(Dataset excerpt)
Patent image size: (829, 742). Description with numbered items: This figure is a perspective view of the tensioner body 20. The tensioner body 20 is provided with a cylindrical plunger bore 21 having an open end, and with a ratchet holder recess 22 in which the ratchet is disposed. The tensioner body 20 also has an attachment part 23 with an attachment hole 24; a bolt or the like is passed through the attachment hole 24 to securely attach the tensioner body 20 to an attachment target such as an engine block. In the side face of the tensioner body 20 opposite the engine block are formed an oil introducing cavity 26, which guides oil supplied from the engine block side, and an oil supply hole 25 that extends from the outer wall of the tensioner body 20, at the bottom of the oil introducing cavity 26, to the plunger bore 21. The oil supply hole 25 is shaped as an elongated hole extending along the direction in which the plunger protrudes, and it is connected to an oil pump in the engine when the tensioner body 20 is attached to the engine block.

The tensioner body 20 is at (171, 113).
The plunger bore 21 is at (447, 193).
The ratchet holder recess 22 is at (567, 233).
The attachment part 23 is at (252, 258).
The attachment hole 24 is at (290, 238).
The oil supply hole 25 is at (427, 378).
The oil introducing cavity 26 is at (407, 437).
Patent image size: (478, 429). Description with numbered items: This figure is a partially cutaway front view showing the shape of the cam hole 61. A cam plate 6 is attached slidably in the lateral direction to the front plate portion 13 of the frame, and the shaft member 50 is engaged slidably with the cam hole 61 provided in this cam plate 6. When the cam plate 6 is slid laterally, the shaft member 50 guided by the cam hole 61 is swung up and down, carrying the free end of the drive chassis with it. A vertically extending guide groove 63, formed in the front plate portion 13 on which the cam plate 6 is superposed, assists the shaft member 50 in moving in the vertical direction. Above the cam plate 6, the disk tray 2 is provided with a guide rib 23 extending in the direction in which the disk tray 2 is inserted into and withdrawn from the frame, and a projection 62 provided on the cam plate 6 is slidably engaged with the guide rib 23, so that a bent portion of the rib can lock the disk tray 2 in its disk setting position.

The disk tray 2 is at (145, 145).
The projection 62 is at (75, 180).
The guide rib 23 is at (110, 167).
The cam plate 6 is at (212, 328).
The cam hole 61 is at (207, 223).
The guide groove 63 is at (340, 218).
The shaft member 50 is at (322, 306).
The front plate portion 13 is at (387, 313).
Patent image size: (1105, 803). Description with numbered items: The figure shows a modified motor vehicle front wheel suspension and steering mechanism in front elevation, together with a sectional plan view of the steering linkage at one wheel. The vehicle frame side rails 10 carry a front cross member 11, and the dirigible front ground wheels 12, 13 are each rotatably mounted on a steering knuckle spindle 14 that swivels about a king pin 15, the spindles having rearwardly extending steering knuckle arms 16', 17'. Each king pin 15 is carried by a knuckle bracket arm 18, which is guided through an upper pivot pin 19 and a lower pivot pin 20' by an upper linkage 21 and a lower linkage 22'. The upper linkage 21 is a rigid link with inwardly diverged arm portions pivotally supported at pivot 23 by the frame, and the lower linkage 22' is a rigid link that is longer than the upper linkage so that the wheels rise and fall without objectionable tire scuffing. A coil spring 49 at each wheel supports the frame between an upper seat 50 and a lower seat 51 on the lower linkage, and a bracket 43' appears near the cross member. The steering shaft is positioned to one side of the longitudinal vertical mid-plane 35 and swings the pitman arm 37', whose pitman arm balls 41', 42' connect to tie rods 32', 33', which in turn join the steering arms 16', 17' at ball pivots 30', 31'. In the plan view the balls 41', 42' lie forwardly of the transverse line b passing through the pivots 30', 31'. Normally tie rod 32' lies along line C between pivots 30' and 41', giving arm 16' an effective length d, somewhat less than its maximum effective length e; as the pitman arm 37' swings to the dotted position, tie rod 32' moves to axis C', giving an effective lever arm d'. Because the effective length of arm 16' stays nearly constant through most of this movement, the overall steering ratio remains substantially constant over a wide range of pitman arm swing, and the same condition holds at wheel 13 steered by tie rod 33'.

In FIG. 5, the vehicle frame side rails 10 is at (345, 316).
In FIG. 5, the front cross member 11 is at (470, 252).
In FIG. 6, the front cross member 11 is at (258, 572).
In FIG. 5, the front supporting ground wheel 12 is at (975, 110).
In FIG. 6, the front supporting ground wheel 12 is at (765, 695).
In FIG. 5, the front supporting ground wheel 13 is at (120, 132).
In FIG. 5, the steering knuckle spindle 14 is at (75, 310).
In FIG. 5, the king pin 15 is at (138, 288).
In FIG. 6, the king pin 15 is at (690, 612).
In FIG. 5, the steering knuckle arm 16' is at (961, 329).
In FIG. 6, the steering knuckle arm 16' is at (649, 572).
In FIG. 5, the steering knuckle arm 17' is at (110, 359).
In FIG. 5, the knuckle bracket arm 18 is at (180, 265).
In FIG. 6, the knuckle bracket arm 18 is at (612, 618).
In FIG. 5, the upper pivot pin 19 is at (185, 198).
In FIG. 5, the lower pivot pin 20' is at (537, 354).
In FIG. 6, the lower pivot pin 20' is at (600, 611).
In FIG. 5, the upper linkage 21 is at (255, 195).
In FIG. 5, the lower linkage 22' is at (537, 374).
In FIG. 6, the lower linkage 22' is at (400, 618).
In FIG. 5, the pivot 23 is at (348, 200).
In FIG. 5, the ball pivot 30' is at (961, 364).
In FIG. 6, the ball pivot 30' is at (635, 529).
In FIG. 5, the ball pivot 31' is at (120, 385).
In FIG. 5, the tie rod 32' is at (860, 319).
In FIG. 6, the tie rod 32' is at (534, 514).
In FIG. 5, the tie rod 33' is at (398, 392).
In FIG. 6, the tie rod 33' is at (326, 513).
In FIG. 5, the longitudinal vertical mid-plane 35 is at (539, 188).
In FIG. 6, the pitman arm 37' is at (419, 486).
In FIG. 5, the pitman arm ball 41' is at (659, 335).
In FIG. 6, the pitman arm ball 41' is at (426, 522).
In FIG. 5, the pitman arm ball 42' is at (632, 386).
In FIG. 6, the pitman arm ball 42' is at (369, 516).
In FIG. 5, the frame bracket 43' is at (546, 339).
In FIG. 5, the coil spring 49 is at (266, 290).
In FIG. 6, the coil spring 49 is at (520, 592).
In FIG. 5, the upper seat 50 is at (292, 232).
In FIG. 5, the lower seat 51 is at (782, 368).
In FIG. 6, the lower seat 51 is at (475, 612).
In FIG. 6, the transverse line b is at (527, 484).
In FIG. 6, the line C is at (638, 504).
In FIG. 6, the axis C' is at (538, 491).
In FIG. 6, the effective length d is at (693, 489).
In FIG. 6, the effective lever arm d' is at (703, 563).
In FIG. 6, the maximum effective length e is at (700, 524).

Task prompt:
Change every "Patent image size" in the records to "Drawing size" and keep everything else the same.

Output for this exercise:
Drawing size: (829, 742). Description with numbered items: This figure is a perspective view of the tensioner body 20. The tensioner body 20 is provided with a cylindrical plunger bore 21 having an open end, and with a ratchet holder recess 22 in which the ratchet is disposed. The tensioner body 20 also has an attachment part 23 with an attachment hole 24; a bolt or the like is passed through the attachment hole 24 to securely attach the tensioner body 20 to an attachment target such as an engine block. In the side face of the tensioner body 20 opposite the engine block are formed an oil introducing cavity 26, which guides oil supplied from the engine block side, and an oil supply hole 25 that extends from the outer wall of the tensioner body 20, at the bottom of the oil introducing cavity 26, to the plunger bore 21. The oil supply hole 25 is shaped as an elongated hole extending along the direction in which the plunger protrudes, and it is connected to an oil pump in the engine when the tensioner body 20 is attached to the engine block.

The tensioner body 20 is at (171, 113).
The plunger bore 21 is at (447, 193).
The ratchet holder recess 22 is at (567, 233).
The attachment part 23 is at (252, 258).
The attachment hole 24 is at (290, 238).
The oil supply hole 25 is at (427, 378).
The oil introducing cavity 26 is at (407, 437).
Drawing size: (478, 429). Description with numbered items: This figure is a partially cutaway front view showing the shape of the cam hole 61. A cam plate 6 is attached slidably in the lateral direction to the front plate portion 13 of the frame, and the shaft member 50 is engaged slidably with the cam hole 61 provided in this cam plate 6. When the cam plate 6 is slid laterally, the shaft member 50 guided by the cam hole 61 is swung up and down, carrying the free end of the drive chassis with it. A vertically extending guide groove 63, formed in the front plate portion 13 on which the cam plate 6 is superposed, assists the shaft member 50 in moving in the vertical direction. Above the cam plate 6, the disk tray 2 is provided with a guide rib 23 extending in the direction in which the disk tray 2 is inserted into and withdrawn from the frame, and a projection 62 provided on the cam plate 6 is slidably engaged with the guide rib 23, so that a bent portion of the rib can lock the disk tray 2 in its disk setting position.

The disk tray 2 is at (145, 145).
The projection 62 is at (75, 180).
The guide rib 23 is at (110, 167).
The cam plate 6 is at (212, 328).
The cam hole 61 is at (207, 223).
The guide groove 63 is at (340, 218).
The shaft member 50 is at (322, 306).
The front plate portion 13 is at (387, 313).
Drawing size: (1105, 803). Description with numbered items: The figure shows a modified motor vehicle front wheel suspension and steering mechanism in front elevation, together with a sectional plan view of the steering linkage at one wheel. The vehicle frame side rails 10 carry a front cross member 11, and the dirigible front ground wheels 12, 13 are each rotatably mounted on a steering knuckle spindle 14 that swivels about a king pin 15, the spindles having rearwardly extending steering knuckle arms 16', 17'. Each king pin 15 is carried by a knuckle bracket arm 18, which is guided through an upper pivot pin 19 and a lower pivot pin 20' by an upper linkage 21 and a lower linkage 22'. The upper linkage 21 is a rigid link with inwardly diverged arm portions pivotally supported at pivot 23 by the frame, and the lower linkage 22' is a rigid link that is longer than the upper linkage so that the wheels rise and fall without objectionable tire scuffing. A coil spring 49 at each wheel supports the frame between an upper seat 50 and a lower seat 51 on the lower linkage, and a bracket 43' appears near the cross member. The steering shaft is positioned to one side of the longitudinal vertical mid-plane 35 and swings the pitman arm 37', whose pitman arm balls 41', 42' connect to tie rods 32', 33', which in turn join the steering arms 16', 17' at ball pivots 30', 31'. In the plan view the balls 41', 42' lie forwardly of the transverse line b passing through the pivots 30', 31'. Normally tie rod 32' lies along line C between pivots 30' and 41', giving arm 16' an effective length d, somewhat less than its maximum effective length e; as the pitman arm 37' swings to the dotted position, tie rod 32' moves to axis C', giving an effective lever arm d'. Because the effective length of arm 16' stays nearly constant through most of this movement, the overall steering ratio remains substantially constant over a wide range of pitman arm swing, and the same condition holds at wheel 13 steered by tie rod 33'.

In FIG. 5, the vehicle frame side rails 10 is at (345, 316).
In FIG. 5, the front cross member 11 is at (470, 252).
In FIG. 6, the front cross member 11 is at (258, 572).
In FIG. 5, the front supporting ground wheel 12 is at (975, 110).
In FIG. 6, the front supporting ground wheel 12 is at (765, 695).
In FIG. 5, the front supporting ground wheel 13 is at (120, 132).
In FIG. 5, the steering knuckle spindle 14 is at (75, 310).
In FIG. 5, the king pin 15 is at (138, 288).
In FIG. 6, the king pin 15 is at (690, 612).
In FIG. 5, the steering knuckle arm 16' is at (961, 329).
In FIG. 6, the steering knuckle arm 16' is at (649, 572).
In FIG. 5, the steering knuckle arm 17' is at (110, 359).
In FIG. 5, the knuckle bracket arm 18 is at (180, 265).
In FIG. 6, the knuckle bracket arm 18 is at (612, 618).
In FIG. 5, the upper pivot pin 19 is at (185, 198).
In FIG. 5, the lower pivot pin 20' is at (537, 354).
In FIG. 6, the lower pivot pin 20' is at (600, 611).
In FIG. 5, the upper linkage 21 is at (255, 195).
In FIG. 5, the lower linkage 22' is at (537, 374).
In FIG. 6, the lower linkage 22' is at (400, 618).
In FIG. 5, the pivot 23 is at (348, 200).
In FIG. 5, the ball pivot 30' is at (961, 364).
In FIG. 6, the ball pivot 30' is at (635, 529).
In FIG. 5, the ball pivot 31' is at (120, 385).
In FIG. 5, the tie rod 32' is at (860, 319).
In FIG. 6, the tie rod 32' is at (534, 514).
In FIG. 5, the tie rod 33' is at (398, 392).
In FIG. 6, the tie rod 33' is at (326, 513).
In FIG. 5, the longitudinal vertical mid-plane 35 is at (539, 188).
In FIG. 6, the pitman arm 37' is at (419, 486).
In FIG. 5, the pitman arm ball 41' is at (659, 335).
In FIG. 6, the pitman arm ball 41' is at (426, 522).
In FIG. 5, the pitman arm ball 42' is at (632, 386).
In FIG. 6, the pitman arm ball 42' is at (369, 516).
In FIG. 5, the frame bracket 43' is at (546, 339).
In FIG. 5, the coil spring 49 is at (266, 290).
In FIG. 6, the coil spring 49 is at (520, 592).
In FIG. 5, the upper seat 50 is at (292, 232).
In FIG. 5, the lower seat 51 is at (782, 368).
In FIG. 6, the lower seat 51 is at (475, 612).
In FIG. 6, the transverse line b is at (527, 484).
In FIG. 6, the line C is at (638, 504).
In FIG. 6, the axis C' is at (538, 491).
In FIG. 6, the effective length d is at (693, 489).
In FIG. 6, the effective lever arm d' is at (703, 563).
In FIG. 6, the maximum effective length e is at (700, 524).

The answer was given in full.